* THE TASK:
Of the lines below, count those containing the word "vanuit". Reply with the number alone.

* RECORDS SUPPLIED:
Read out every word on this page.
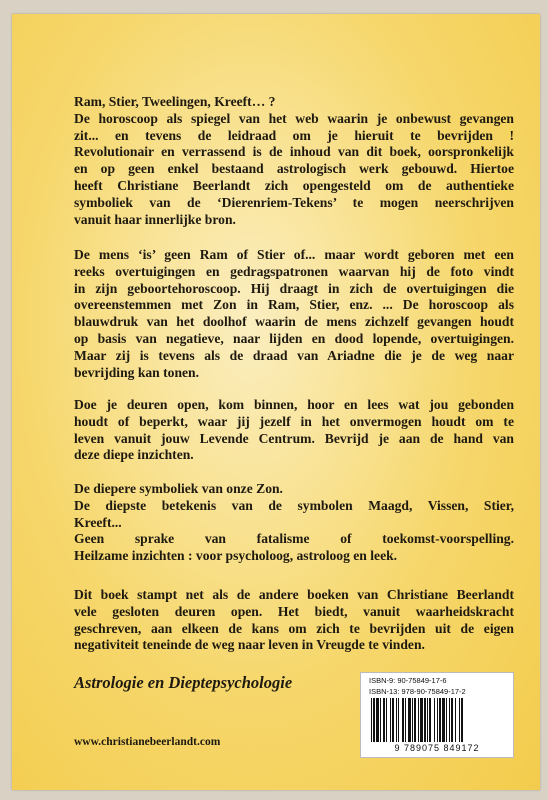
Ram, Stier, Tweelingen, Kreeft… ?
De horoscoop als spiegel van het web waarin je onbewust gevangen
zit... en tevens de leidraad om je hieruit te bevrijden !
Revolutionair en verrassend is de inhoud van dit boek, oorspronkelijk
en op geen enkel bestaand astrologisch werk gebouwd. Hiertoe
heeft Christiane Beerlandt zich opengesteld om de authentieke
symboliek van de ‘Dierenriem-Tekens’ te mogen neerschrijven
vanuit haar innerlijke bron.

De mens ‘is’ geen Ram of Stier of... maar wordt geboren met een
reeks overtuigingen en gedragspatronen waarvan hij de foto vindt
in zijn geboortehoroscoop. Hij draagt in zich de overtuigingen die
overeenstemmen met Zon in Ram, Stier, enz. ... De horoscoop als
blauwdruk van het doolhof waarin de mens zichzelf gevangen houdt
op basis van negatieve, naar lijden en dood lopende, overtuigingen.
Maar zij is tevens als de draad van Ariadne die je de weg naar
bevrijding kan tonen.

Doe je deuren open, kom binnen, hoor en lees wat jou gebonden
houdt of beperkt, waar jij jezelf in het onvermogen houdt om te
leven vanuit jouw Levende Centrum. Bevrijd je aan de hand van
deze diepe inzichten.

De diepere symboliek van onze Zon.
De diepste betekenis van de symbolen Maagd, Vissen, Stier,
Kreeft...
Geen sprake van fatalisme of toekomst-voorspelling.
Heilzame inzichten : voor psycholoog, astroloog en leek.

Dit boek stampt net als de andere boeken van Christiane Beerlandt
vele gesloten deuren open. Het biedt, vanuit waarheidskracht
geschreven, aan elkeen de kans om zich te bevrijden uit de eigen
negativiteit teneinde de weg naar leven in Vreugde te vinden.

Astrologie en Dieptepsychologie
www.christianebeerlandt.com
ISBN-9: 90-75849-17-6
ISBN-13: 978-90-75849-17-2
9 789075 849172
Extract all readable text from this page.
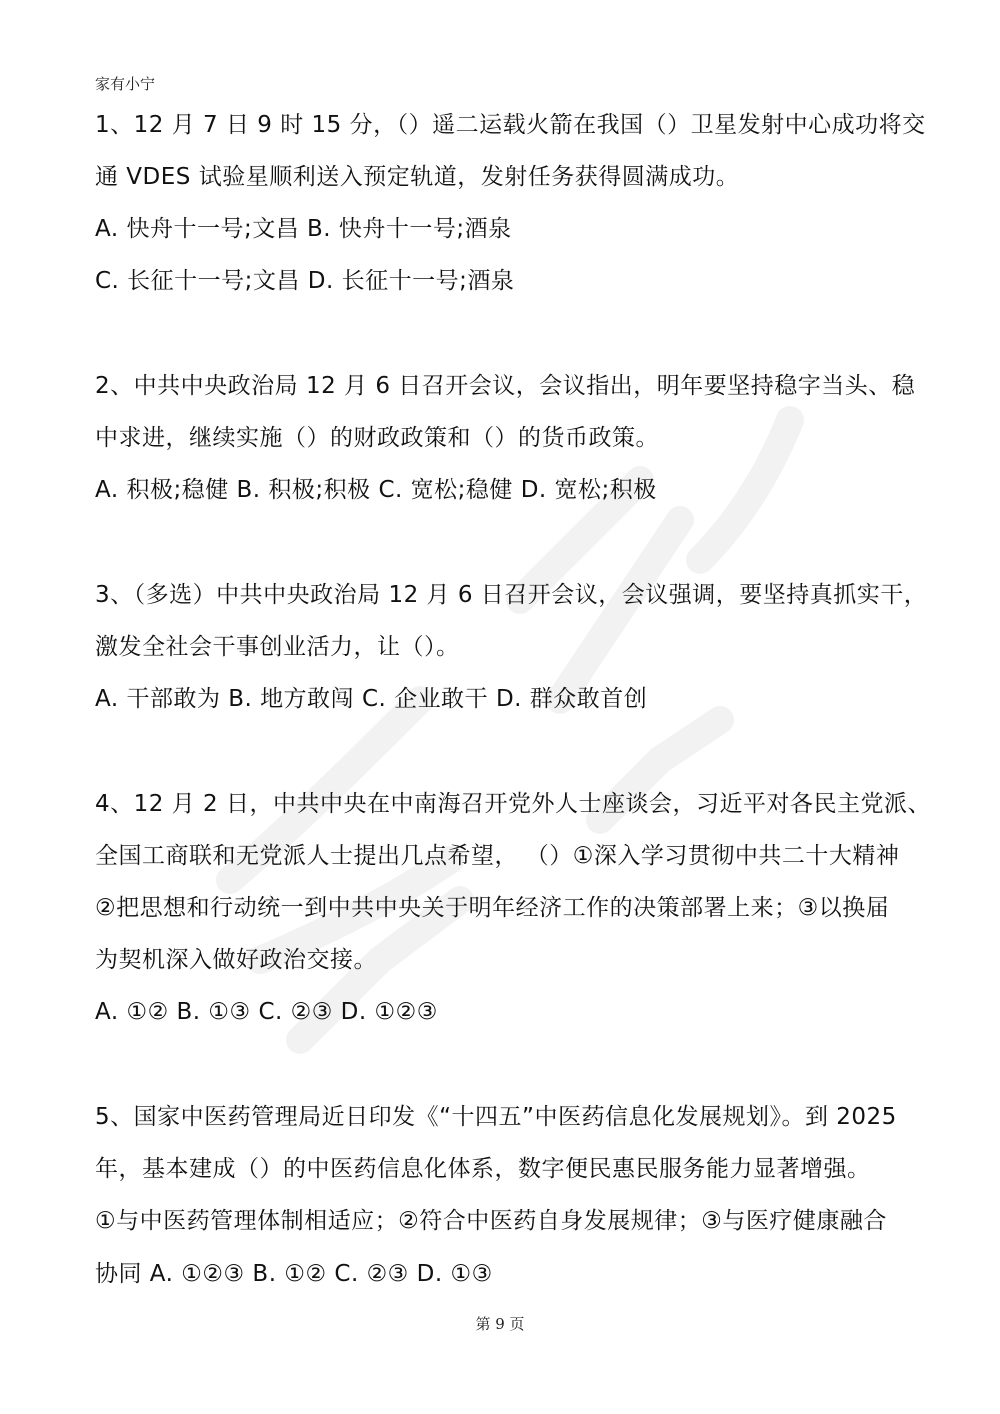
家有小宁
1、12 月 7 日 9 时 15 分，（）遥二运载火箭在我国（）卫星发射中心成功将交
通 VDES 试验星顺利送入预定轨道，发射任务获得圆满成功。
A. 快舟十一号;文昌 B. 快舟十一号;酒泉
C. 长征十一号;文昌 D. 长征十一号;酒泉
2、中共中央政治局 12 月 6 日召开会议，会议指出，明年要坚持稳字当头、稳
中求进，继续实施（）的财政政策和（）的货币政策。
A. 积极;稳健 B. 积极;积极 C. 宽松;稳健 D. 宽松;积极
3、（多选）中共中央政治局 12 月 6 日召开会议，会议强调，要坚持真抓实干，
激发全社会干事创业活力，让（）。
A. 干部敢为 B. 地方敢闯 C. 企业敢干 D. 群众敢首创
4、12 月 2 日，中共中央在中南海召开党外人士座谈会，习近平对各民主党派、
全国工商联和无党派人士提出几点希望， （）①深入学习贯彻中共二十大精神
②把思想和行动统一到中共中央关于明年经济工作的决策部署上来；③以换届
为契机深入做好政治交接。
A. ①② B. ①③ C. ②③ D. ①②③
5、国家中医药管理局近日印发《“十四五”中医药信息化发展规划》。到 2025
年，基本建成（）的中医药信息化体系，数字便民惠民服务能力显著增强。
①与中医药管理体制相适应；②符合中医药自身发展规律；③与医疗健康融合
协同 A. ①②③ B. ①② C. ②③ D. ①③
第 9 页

* RESULT BELOW:
3